■ GIVEN REQUEST
Where a line in the listing contains the string "name", copy that line out.
─── DATA PROVIDED
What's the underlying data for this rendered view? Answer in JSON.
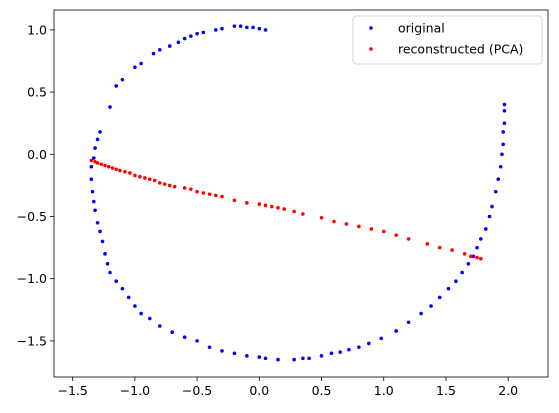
{
  "chart_data": {
    "type": "scatter",
    "title": "",
    "xlabel": "",
    "ylabel": "",
    "xlim": [
      -1.65,
      2.32
    ],
    "ylim": [
      -1.79,
      1.16
    ],
    "grid": false,
    "legend_position": "top-right",
    "xticks": [
      {
        "value": -1.5,
        "label": "−1.5"
      },
      {
        "value": -1.0,
        "label": "−1.0"
      },
      {
        "value": -0.5,
        "label": "−0.5"
      },
      {
        "value": 0.0,
        "label": "0.0"
      },
      {
        "value": 0.5,
        "label": "0.5"
      },
      {
        "value": 1.0,
        "label": "1.0"
      },
      {
        "value": 1.5,
        "label": "1.5"
      },
      {
        "value": 2.0,
        "label": "2.0"
      }
    ],
    "yticks": [
      {
        "value": 1.0,
        "label": "1.0"
      },
      {
        "value": 0.5,
        "label": "0.5"
      },
      {
        "value": 0.0,
        "label": "0.0"
      },
      {
        "value": -0.5,
        "label": "−0.5"
      },
      {
        "value": -1.0,
        "label": "−1.0"
      },
      {
        "value": -1.5,
        "label": "−1.5"
      }
    ],
    "series": [
      {
        "name": "original",
        "color": "#0000ff",
        "points": [
          [
            -0.2,
            1.03
          ],
          [
            -0.15,
            1.03
          ],
          [
            -0.1,
            1.02
          ],
          [
            -0.05,
            1.02
          ],
          [
            0.0,
            1.01
          ],
          [
            0.05,
            1.0
          ],
          [
            -0.3,
            1.01
          ],
          [
            -0.35,
            1.0
          ],
          [
            -0.45,
            0.98
          ],
          [
            -0.5,
            0.97
          ],
          [
            -0.55,
            0.95
          ],
          [
            -0.6,
            0.93
          ],
          [
            -0.65,
            0.9
          ],
          [
            -0.72,
            0.87
          ],
          [
            -0.8,
            0.84
          ],
          [
            -0.85,
            0.81
          ],
          [
            -0.95,
            0.73
          ],
          [
            -1.0,
            0.7
          ],
          [
            -1.1,
            0.6
          ],
          [
            -1.15,
            0.55
          ],
          [
            -1.2,
            0.38
          ],
          [
            -1.28,
            0.18
          ],
          [
            -1.3,
            0.12
          ],
          [
            -1.32,
            0.05
          ],
          [
            -1.33,
            -0.03
          ],
          [
            -1.35,
            -0.1
          ],
          [
            -1.35,
            -0.2
          ],
          [
            -1.34,
            -0.3
          ],
          [
            -1.33,
            -0.38
          ],
          [
            -1.32,
            -0.45
          ],
          [
            -1.3,
            -0.55
          ],
          [
            -1.28,
            -0.62
          ],
          [
            -1.26,
            -0.7
          ],
          [
            -1.24,
            -0.8
          ],
          [
            -1.22,
            -0.88
          ],
          [
            -1.2,
            -0.95
          ],
          [
            -1.15,
            -1.02
          ],
          [
            -1.1,
            -1.08
          ],
          [
            -1.05,
            -1.15
          ],
          [
            -1.0,
            -1.22
          ],
          [
            -0.95,
            -1.28
          ],
          [
            -0.88,
            -1.32
          ],
          [
            -0.8,
            -1.38
          ],
          [
            -0.7,
            -1.43
          ],
          [
            -0.6,
            -1.47
          ],
          [
            -0.5,
            -1.5
          ],
          [
            -0.4,
            -1.55
          ],
          [
            -0.3,
            -1.58
          ],
          [
            -0.2,
            -1.6
          ],
          [
            -0.1,
            -1.62
          ],
          [
            0.0,
            -1.63
          ],
          [
            0.05,
            -1.64
          ],
          [
            0.15,
            -1.65
          ],
          [
            0.28,
            -1.65
          ],
          [
            0.35,
            -1.64
          ],
          [
            0.4,
            -1.64
          ],
          [
            0.5,
            -1.62
          ],
          [
            0.58,
            -1.6
          ],
          [
            0.65,
            -1.59
          ],
          [
            0.72,
            -1.57
          ],
          [
            0.8,
            -1.55
          ],
          [
            0.88,
            -1.52
          ],
          [
            0.98,
            -1.48
          ],
          [
            1.1,
            -1.42
          ],
          [
            1.2,
            -1.35
          ],
          [
            1.3,
            -1.28
          ],
          [
            1.38,
            -1.22
          ],
          [
            1.45,
            -1.15
          ],
          [
            1.52,
            -1.08
          ],
          [
            1.58,
            -1.02
          ],
          [
            1.63,
            -0.95
          ],
          [
            1.68,
            -0.88
          ],
          [
            1.72,
            -0.82
          ],
          [
            1.75,
            -0.75
          ],
          [
            1.78,
            -0.68
          ],
          [
            1.82,
            -0.6
          ],
          [
            1.85,
            -0.5
          ],
          [
            1.87,
            -0.42
          ],
          [
            1.9,
            -0.3
          ],
          [
            1.92,
            -0.2
          ],
          [
            1.94,
            -0.1
          ],
          [
            1.95,
            0.0
          ],
          [
            1.96,
            0.08
          ],
          [
            1.96,
            0.18
          ],
          [
            1.97,
            0.25
          ],
          [
            1.97,
            0.35
          ],
          [
            1.97,
            0.4
          ]
        ]
      },
      {
        "name": "reconstructed (PCA)",
        "color": "#ff0000",
        "points": [
          [
            -1.35,
            -0.05
          ],
          [
            -1.32,
            -0.06
          ],
          [
            -1.3,
            -0.07
          ],
          [
            -1.27,
            -0.08
          ],
          [
            -1.24,
            -0.09
          ],
          [
            -1.21,
            -0.1
          ],
          [
            -1.18,
            -0.11
          ],
          [
            -1.15,
            -0.12
          ],
          [
            -1.12,
            -0.13
          ],
          [
            -1.08,
            -0.14
          ],
          [
            -1.04,
            -0.15
          ],
          [
            -1.0,
            -0.17
          ],
          [
            -0.96,
            -0.18
          ],
          [
            -0.92,
            -0.19
          ],
          [
            -0.88,
            -0.2
          ],
          [
            -0.84,
            -0.21
          ],
          [
            -0.8,
            -0.23
          ],
          [
            -0.76,
            -0.24
          ],
          [
            -0.72,
            -0.25
          ],
          [
            -0.68,
            -0.26
          ],
          [
            -0.6,
            -0.27
          ],
          [
            -0.55,
            -0.28
          ],
          [
            -0.5,
            -0.3
          ],
          [
            -0.45,
            -0.31
          ],
          [
            -0.4,
            -0.32
          ],
          [
            -0.35,
            -0.33
          ],
          [
            -0.3,
            -0.34
          ],
          [
            -0.2,
            -0.37
          ],
          [
            -0.1,
            -0.39
          ],
          [
            0.0,
            -0.4
          ],
          [
            0.05,
            -0.41
          ],
          [
            0.1,
            -0.42
          ],
          [
            0.15,
            -0.43
          ],
          [
            0.2,
            -0.44
          ],
          [
            0.28,
            -0.46
          ],
          [
            0.35,
            -0.48
          ],
          [
            0.5,
            -0.51
          ],
          [
            0.6,
            -0.54
          ],
          [
            0.7,
            -0.56
          ],
          [
            0.8,
            -0.58
          ],
          [
            0.9,
            -0.6
          ],
          [
            1.0,
            -0.62
          ],
          [
            1.1,
            -0.65
          ],
          [
            1.2,
            -0.68
          ],
          [
            1.35,
            -0.72
          ],
          [
            1.45,
            -0.75
          ],
          [
            1.55,
            -0.77
          ],
          [
            1.65,
            -0.8
          ],
          [
            1.7,
            -0.82
          ],
          [
            1.75,
            -0.83
          ],
          [
            1.78,
            -0.84
          ]
        ]
      }
    ]
  }
}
──────
■ OUTPUT OF THE TASK
        "name": "original",
        "name": "reconstructed (PCA)",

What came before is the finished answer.